Exercise aim
Exactly reproduce each record listed below.

◇ ◇ ◇ ◇

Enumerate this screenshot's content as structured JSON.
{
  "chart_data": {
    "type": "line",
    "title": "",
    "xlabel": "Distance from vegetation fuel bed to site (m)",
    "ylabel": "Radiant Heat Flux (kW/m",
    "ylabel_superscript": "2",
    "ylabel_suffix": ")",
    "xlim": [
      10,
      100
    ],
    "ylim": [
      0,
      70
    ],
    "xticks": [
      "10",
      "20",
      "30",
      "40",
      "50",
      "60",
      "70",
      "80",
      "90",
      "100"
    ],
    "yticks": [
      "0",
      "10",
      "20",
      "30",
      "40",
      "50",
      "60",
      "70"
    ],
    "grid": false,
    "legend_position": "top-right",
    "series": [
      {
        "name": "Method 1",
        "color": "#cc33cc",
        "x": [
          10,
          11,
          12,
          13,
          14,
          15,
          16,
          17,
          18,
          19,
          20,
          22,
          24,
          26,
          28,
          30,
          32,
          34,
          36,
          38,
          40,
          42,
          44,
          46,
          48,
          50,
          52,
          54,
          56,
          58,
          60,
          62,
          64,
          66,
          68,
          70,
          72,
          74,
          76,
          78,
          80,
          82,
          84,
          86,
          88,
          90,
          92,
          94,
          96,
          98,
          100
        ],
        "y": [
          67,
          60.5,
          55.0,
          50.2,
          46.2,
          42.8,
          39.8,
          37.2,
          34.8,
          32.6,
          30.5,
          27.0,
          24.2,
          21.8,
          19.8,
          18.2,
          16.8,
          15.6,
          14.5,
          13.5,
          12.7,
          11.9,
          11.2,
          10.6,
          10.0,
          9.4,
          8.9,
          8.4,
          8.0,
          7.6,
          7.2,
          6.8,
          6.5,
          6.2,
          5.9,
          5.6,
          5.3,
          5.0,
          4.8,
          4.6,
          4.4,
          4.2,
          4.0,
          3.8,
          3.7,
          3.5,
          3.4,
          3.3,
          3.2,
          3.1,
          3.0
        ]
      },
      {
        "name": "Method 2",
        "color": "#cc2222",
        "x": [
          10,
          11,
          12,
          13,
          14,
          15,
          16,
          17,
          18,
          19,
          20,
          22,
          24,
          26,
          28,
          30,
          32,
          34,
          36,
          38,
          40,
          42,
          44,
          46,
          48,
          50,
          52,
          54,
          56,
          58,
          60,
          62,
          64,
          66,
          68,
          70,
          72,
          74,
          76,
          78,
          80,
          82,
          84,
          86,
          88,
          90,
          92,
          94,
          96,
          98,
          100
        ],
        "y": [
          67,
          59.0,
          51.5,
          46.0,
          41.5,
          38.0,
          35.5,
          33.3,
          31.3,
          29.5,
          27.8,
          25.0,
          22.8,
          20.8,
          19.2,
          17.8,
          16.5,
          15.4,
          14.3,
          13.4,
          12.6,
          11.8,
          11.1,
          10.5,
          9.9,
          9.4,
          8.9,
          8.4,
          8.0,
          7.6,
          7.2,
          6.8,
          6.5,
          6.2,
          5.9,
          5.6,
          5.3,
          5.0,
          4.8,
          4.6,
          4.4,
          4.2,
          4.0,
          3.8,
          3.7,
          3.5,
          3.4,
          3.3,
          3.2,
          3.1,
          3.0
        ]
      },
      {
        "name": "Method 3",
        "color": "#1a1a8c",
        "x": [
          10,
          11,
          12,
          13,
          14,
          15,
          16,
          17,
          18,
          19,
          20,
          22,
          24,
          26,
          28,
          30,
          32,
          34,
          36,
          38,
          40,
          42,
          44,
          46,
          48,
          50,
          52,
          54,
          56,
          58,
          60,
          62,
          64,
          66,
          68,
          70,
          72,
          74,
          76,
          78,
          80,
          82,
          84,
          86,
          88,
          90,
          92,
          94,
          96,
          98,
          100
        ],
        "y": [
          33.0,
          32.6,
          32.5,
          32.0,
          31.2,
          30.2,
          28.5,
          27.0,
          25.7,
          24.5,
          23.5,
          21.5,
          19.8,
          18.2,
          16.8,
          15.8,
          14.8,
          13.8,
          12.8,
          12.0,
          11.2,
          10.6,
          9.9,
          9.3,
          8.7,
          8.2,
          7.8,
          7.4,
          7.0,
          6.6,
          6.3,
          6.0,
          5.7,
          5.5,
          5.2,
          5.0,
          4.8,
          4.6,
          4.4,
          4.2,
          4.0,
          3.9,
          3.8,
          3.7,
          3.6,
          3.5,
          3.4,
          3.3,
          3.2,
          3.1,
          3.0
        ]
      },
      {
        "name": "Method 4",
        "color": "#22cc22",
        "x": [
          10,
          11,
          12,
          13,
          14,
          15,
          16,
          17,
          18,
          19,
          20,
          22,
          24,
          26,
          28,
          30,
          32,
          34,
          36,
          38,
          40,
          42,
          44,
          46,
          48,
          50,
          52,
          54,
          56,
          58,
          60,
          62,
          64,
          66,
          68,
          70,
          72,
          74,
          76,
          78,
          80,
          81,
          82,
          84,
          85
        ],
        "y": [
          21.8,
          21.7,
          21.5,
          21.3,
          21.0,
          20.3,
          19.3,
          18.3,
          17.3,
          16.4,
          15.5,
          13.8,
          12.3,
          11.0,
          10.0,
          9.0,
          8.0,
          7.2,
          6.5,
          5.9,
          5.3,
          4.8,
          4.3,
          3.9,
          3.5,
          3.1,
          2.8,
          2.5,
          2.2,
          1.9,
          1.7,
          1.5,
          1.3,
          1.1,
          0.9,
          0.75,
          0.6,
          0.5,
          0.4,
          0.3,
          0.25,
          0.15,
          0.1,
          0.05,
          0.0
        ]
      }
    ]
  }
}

◇ ◇ ◇ ◇

Output of the task
Enumerate this screenshot's content as structured JSON.
{
  "chart_data": {
    "type": "line",
    "title": "",
    "xlabel": "Distance from vegetation fuel bed to site (m)",
    "ylabel": "Radiant Heat Flux (kW/m",
    "ylabel_superscript": "2",
    "ylabel_suffix": ")",
    "xlim": [
      10,
      100
    ],
    "ylim": [
      0,
      70
    ],
    "xticks": [
      "10",
      "20",
      "30",
      "40",
      "50",
      "60",
      "70",
      "80",
      "90",
      "100"
    ],
    "yticks": [
      "0",
      "10",
      "20",
      "30",
      "40",
      "50",
      "60",
      "70"
    ],
    "grid": false,
    "legend_position": "top-right",
    "series": [
      {
        "name": "Method 1",
        "color": "#cc33cc",
        "x": [
          10,
          11,
          12,
          13,
          14,
          15,
          16,
          17,
          18,
          19,
          20,
          22,
          24,
          26,
          28,
          30,
          32,
          34,
          36,
          38,
          40,
          42,
          44,
          46,
          48,
          50,
          52,
          54,
          56,
          58,
          60,
          62,
          64,
          66,
          68,
          70,
          72,
          74,
          76,
          78,
          80,
          82,
          84,
          86,
          88,
          90,
          92,
          94,
          96,
          98,
          100
        ],
        "y": [
          67,
          60.5,
          55.0,
          50.2,
          46.2,
          42.8,
          39.8,
          37.2,
          34.8,
          32.6,
          30.5,
          27.0,
          24.2,
          21.8,
          19.8,
          18.2,
          16.8,
          15.6,
          14.5,
          13.5,
          12.7,
          11.9,
          11.2,
          10.6,
          10.0,
          9.4,
          8.9,
          8.4,
          8.0,
          7.6,
          7.2,
          6.8,
          6.5,
          6.2,
          5.9,
          5.6,
          5.3,
          5.0,
          4.8,
          4.6,
          4.4,
          4.2,
          4.0,
          3.8,
          3.7,
          3.5,
          3.4,
          3.3,
          3.2,
          3.1,
          3.0
        ]
      },
      {
        "name": "Method 2",
        "color": "#cc2222",
        "x": [
          10,
          11,
          12,
          13,
          14,
          15,
          16,
          17,
          18,
          19,
          20,
          22,
          24,
          26,
          28,
          30,
          32,
          34,
          36,
          38,
          40,
          42,
          44,
          46,
          48,
          50,
          52,
          54,
          56,
          58,
          60,
          62,
          64,
          66,
          68,
          70,
          72,
          74,
          76,
          78,
          80,
          82,
          84,
          86,
          88,
          90,
          92,
          94,
          96,
          98,
          100
        ],
        "y": [
          67,
          59.0,
          51.5,
          46.0,
          41.5,
          38.0,
          35.5,
          33.3,
          31.3,
          29.5,
          27.8,
          25.0,
          22.8,
          20.8,
          19.2,
          17.8,
          16.5,
          15.4,
          14.3,
          13.4,
          12.6,
          11.8,
          11.1,
          10.5,
          9.9,
          9.4,
          8.9,
          8.4,
          8.0,
          7.6,
          7.2,
          6.8,
          6.5,
          6.2,
          5.9,
          5.6,
          5.3,
          5.0,
          4.8,
          4.6,
          4.4,
          4.2,
          4.0,
          3.8,
          3.7,
          3.5,
          3.4,
          3.3,
          3.2,
          3.1,
          3.0
        ]
      },
      {
        "name": "Method 3",
        "color": "#1a1a8c",
        "x": [
          10,
          11,
          12,
          13,
          14,
          15,
          16,
          17,
          18,
          19,
          20,
          22,
          24,
          26,
          28,
          30,
          32,
          34,
          36,
          38,
          40,
          42,
          44,
          46,
          48,
          50,
          52,
          54,
          56,
          58,
          60,
          62,
          64,
          66,
          68,
          70,
          72,
          74,
          76,
          78,
          80,
          82,
          84,
          86,
          88,
          90,
          92,
          94,
          96,
          98,
          100
        ],
        "y": [
          33.0,
          32.6,
          32.5,
          32.0,
          31.2,
          30.2,
          28.5,
          27.0,
          25.7,
          24.5,
          23.5,
          21.5,
          19.8,
          18.2,
          16.8,
          15.8,
          14.8,
          13.8,
          12.8,
          12.0,
          11.2,
          10.6,
          9.9,
          9.3,
          8.7,
          8.2,
          7.8,
          7.4,
          7.0,
          6.6,
          6.3,
          6.0,
          5.7,
          5.5,
          5.2,
          5.0,
          4.8,
          4.6,
          4.4,
          4.2,
          4.0,
          3.9,
          3.8,
          3.7,
          3.6,
          3.5,
          3.4,
          3.3,
          3.2,
          3.1,
          3.0
        ]
      },
      {
        "name": "Method 4",
        "color": "#22cc22",
        "x": [
          10,
          11,
          12,
          13,
          14,
          15,
          16,
          17,
          18,
          19,
          20,
          22,
          24,
          26,
          28,
          30,
          32,
          34,
          36,
          38,
          40,
          42,
          44,
          46,
          48,
          50,
          52,
          54,
          56,
          58,
          60,
          62,
          64,
          66,
          68,
          70,
          72,
          74,
          76,
          78,
          80,
          81,
          82,
          84,
          85
        ],
        "y": [
          21.8,
          21.7,
          21.5,
          21.3,
          21.0,
          20.3,
          19.3,
          18.3,
          17.3,
          16.4,
          15.5,
          13.8,
          12.3,
          11.0,
          10.0,
          9.0,
          8.0,
          7.2,
          6.5,
          5.9,
          5.3,
          4.8,
          4.3,
          3.9,
          3.5,
          3.1,
          2.8,
          2.5,
          2.2,
          1.9,
          1.7,
          1.5,
          1.3,
          1.1,
          0.9,
          0.75,
          0.6,
          0.5,
          0.4,
          0.3,
          0.25,
          0.15,
          0.1,
          0.05,
          0.0
        ]
      }
    ]
  }
}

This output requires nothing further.